- RECORDS FOR THIS TASK
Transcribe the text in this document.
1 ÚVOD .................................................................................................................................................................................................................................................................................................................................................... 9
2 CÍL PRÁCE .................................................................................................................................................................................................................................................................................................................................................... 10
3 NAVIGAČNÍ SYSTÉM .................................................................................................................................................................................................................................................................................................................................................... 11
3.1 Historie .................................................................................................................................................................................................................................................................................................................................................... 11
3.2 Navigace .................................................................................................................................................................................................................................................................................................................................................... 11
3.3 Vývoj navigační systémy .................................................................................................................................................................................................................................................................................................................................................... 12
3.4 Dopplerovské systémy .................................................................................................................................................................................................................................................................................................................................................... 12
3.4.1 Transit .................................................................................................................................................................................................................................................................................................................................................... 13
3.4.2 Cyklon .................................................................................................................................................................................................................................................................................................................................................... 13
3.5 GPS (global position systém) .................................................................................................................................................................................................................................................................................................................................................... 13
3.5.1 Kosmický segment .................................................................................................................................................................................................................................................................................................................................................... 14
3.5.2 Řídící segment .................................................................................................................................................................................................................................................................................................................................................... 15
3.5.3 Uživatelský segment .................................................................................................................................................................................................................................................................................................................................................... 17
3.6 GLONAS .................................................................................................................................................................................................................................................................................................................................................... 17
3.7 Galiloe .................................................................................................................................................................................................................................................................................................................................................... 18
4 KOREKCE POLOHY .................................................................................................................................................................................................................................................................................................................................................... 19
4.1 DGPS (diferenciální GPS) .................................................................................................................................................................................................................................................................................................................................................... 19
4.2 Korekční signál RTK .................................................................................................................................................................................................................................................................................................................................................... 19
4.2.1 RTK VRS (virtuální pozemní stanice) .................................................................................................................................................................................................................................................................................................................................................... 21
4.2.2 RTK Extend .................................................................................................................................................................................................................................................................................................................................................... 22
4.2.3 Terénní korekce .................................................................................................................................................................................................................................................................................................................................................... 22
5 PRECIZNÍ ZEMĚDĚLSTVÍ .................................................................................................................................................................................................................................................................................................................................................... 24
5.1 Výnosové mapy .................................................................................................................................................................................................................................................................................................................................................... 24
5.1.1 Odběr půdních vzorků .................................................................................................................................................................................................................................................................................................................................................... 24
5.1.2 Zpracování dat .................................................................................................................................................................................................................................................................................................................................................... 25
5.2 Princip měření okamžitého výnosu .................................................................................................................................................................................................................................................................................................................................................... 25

- OBJECTIVE
Repeat every entry word for word.

- WRITTEN ANSWER
Transcribe the text in this document.
1 ÚVOD .................................................................................................................................................................................................................................................................................................................................................... 9
2 CÍL PRÁCE .................................................................................................................................................................................................................................................................................................................................................... 10
3 NAVIGAČNÍ SYSTÉM .................................................................................................................................................................................................................................................................................................................................................... 11
3.1 Historie .................................................................................................................................................................................................................................................................................................................................................... 11
3.2 Navigace .................................................................................................................................................................................................................................................................................................................................................... 11
3.3 Vývoj navigační systémy .................................................................................................................................................................................................................................................................................................................................................... 12
3.4 Dopplerovské systémy .................................................................................................................................................................................................................................................................................................................................................... 12
3.4.1 Transit .................................................................................................................................................................................................................................................................................................................................................... 13
3.4.2 Cyklon .................................................................................................................................................................................................................................................................................................................................................... 13
3.5 GPS (global position systém) .................................................................................................................................................................................................................................................................................................................................................... 13
3.5.1 Kosmický segment .................................................................................................................................................................................................................................................................................................................................................... 14
3.5.2 Řídící segment .................................................................................................................................................................................................................................................................................................................................................... 15
3.5.3 Uživatelský segment .................................................................................................................................................................................................................................................................................................................................................... 17
3.6 GLONAS .................................................................................................................................................................................................................................................................................................................................................... 17
3.7 Galiloe .................................................................................................................................................................................................................................................................................................................................................... 18
4 KOREKCE POLOHY .................................................................................................................................................................................................................................................................................................................................................... 19
4.1 DGPS (diferenciální GPS) .................................................................................................................................................................................................................................................................................................................................................... 19
4.2 Korekční signál RTK .................................................................................................................................................................................................................................................................................................................................................... 19
4.2.1 RTK VRS (virtuální pozemní stanice) .................................................................................................................................................................................................................................................................................................................................................... 21
4.2.2 RTK Extend .................................................................................................................................................................................................................................................................................................................................................... 22
4.2.3 Terénní korekce .................................................................................................................................................................................................................................................................................................................................................... 22
5 PRECIZNÍ ZEMĚDĚLSTVÍ .................................................................................................................................................................................................................................................................................................................................................... 24
5.1 Výnosové mapy .................................................................................................................................................................................................................................................................................................................................................... 24
5.1.1 Odběr půdních vzorků .................................................................................................................................................................................................................................................................................................................................................... 24
5.1.2 Zpracování dat .................................................................................................................................................................................................................................................................................................................................................... 25
5.2 Princip měření okamžitého výnosu .................................................................................................................................................................................................................................................................................................................................................... 25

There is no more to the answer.